- Task goal
Copy out each line of the data holding "About".

"""

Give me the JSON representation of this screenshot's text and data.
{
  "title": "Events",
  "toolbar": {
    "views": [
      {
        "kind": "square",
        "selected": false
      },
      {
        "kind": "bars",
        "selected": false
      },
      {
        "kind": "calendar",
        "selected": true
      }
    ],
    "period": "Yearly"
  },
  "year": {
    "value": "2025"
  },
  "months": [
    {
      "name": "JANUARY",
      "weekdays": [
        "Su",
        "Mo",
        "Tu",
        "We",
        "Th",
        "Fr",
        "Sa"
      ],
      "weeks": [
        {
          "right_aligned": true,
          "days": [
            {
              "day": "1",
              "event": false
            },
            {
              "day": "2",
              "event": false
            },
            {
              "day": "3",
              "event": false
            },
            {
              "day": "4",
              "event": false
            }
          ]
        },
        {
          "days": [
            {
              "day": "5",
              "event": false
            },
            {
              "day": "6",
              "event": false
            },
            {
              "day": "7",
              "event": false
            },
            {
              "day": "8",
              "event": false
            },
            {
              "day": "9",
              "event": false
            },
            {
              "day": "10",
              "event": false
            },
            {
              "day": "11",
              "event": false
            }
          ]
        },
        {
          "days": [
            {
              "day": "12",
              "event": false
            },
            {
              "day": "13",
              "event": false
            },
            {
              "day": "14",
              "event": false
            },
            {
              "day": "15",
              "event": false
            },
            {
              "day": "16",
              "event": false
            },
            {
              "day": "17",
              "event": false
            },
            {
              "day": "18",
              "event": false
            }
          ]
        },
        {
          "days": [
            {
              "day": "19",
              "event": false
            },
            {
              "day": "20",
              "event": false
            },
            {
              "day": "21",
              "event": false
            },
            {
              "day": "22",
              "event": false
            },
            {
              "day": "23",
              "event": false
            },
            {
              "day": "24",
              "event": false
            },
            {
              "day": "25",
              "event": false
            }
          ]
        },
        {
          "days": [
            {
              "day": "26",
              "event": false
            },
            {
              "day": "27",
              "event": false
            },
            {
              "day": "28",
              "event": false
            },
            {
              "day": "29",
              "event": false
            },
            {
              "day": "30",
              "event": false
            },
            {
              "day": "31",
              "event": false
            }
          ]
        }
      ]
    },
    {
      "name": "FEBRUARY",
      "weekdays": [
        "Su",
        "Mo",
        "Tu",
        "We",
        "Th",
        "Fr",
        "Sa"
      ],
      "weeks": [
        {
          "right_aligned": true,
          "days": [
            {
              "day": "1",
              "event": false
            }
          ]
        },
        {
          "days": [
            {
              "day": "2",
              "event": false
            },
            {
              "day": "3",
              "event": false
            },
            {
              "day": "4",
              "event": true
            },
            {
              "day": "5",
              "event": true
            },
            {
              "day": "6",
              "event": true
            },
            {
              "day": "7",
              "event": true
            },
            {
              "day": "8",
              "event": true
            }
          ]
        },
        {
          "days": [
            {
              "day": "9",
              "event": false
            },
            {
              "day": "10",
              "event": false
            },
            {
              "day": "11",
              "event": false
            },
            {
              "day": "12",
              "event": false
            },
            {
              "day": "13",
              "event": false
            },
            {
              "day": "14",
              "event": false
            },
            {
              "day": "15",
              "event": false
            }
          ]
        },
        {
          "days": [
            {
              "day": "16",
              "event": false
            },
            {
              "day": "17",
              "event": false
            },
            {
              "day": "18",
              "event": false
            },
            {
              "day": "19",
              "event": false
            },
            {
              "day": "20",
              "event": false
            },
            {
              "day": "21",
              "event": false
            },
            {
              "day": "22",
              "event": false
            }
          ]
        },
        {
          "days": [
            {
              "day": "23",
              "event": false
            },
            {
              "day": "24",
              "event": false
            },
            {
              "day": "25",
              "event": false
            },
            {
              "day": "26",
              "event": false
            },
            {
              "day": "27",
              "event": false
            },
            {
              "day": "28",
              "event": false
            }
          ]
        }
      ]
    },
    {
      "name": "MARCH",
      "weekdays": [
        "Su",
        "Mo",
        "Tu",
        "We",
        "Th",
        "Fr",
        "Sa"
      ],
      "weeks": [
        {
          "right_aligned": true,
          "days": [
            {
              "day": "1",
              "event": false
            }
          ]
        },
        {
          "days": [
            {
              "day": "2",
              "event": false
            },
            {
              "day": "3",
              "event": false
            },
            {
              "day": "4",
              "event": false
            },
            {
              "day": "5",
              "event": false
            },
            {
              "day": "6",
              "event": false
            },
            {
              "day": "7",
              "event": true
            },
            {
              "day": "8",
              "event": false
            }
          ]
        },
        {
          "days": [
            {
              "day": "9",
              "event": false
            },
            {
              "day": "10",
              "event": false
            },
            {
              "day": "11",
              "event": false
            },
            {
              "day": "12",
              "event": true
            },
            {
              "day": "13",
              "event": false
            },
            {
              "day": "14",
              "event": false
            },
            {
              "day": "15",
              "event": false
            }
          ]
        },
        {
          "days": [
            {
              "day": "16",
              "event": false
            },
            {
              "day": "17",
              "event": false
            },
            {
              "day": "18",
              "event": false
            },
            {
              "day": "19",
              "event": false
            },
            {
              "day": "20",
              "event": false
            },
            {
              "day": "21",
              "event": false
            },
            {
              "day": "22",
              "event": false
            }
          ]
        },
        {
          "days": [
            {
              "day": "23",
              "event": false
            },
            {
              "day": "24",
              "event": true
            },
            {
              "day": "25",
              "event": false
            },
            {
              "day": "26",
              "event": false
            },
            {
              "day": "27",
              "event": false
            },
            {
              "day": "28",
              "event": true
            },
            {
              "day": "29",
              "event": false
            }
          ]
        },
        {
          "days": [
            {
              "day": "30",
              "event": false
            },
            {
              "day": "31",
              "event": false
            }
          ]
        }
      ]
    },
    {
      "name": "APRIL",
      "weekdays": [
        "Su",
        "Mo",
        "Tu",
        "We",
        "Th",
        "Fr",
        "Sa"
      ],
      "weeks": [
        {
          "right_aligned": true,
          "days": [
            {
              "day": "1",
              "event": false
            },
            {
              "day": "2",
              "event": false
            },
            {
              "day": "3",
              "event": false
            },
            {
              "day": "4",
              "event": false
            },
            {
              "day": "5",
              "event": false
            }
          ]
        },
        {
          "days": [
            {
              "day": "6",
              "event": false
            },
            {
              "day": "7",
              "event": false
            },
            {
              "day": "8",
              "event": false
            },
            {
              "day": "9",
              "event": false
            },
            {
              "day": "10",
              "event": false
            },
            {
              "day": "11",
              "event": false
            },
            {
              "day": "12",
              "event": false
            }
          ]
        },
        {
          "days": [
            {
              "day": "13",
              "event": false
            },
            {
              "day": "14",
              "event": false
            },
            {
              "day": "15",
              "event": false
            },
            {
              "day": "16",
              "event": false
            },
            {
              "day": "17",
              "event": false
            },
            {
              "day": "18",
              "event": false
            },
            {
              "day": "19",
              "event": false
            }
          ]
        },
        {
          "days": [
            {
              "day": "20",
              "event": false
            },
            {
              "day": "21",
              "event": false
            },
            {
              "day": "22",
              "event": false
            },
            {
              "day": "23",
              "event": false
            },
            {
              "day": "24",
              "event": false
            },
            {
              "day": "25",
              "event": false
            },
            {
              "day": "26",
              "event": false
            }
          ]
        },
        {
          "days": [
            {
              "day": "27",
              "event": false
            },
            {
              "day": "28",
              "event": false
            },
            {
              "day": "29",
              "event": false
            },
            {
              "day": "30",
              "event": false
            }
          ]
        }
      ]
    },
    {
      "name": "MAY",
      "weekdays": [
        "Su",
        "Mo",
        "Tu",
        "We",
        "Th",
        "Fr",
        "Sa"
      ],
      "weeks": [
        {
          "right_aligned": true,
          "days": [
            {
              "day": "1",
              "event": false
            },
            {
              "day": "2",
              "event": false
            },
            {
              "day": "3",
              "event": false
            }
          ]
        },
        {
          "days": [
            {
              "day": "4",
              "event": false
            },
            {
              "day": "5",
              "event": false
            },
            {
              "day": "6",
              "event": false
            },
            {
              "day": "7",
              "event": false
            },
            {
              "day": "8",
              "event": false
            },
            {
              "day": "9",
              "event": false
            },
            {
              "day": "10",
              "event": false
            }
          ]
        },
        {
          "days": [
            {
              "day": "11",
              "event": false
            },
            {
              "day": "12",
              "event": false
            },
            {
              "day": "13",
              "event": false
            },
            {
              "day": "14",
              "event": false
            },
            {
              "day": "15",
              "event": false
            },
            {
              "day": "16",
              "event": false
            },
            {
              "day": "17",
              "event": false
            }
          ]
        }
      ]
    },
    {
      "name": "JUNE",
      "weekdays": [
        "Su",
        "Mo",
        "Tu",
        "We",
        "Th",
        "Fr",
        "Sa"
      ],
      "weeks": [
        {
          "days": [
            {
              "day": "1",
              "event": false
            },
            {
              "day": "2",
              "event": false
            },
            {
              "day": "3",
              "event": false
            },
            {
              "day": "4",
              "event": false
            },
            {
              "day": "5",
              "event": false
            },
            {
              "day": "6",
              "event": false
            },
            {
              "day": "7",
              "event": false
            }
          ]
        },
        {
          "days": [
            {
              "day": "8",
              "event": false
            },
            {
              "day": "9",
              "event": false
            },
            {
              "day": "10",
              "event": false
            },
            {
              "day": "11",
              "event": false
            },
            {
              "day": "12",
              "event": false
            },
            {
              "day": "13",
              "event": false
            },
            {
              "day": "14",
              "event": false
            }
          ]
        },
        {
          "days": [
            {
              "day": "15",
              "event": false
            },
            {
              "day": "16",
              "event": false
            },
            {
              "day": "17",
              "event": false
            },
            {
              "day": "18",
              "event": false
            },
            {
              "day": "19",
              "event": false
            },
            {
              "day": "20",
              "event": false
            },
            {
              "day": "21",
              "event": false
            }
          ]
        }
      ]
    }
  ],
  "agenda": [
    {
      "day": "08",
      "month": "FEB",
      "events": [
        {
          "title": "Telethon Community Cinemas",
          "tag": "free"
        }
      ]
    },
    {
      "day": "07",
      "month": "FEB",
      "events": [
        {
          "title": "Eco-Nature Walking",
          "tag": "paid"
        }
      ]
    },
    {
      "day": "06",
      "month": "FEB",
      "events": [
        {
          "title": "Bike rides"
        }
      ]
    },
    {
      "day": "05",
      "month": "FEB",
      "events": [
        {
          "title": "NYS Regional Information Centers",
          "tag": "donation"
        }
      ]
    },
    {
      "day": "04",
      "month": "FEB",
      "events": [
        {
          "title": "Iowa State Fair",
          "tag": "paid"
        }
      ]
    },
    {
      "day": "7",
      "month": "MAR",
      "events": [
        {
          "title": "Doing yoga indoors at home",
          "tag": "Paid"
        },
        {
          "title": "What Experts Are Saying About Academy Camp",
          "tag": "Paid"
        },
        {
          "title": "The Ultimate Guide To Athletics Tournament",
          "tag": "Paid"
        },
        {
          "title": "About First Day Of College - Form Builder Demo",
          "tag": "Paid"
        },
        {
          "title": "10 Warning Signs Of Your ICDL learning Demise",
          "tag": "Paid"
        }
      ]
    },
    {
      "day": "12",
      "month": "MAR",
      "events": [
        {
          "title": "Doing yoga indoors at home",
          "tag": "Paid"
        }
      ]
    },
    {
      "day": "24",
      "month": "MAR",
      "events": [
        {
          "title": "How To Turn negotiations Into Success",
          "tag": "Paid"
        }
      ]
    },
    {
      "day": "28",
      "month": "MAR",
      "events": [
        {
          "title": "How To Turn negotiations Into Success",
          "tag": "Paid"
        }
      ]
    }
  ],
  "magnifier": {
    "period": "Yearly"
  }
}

"""

- The output
          "title": "What Experts Are Saying About Academy Camp",
          "title": "About First Day Of College - Form Builder Demo",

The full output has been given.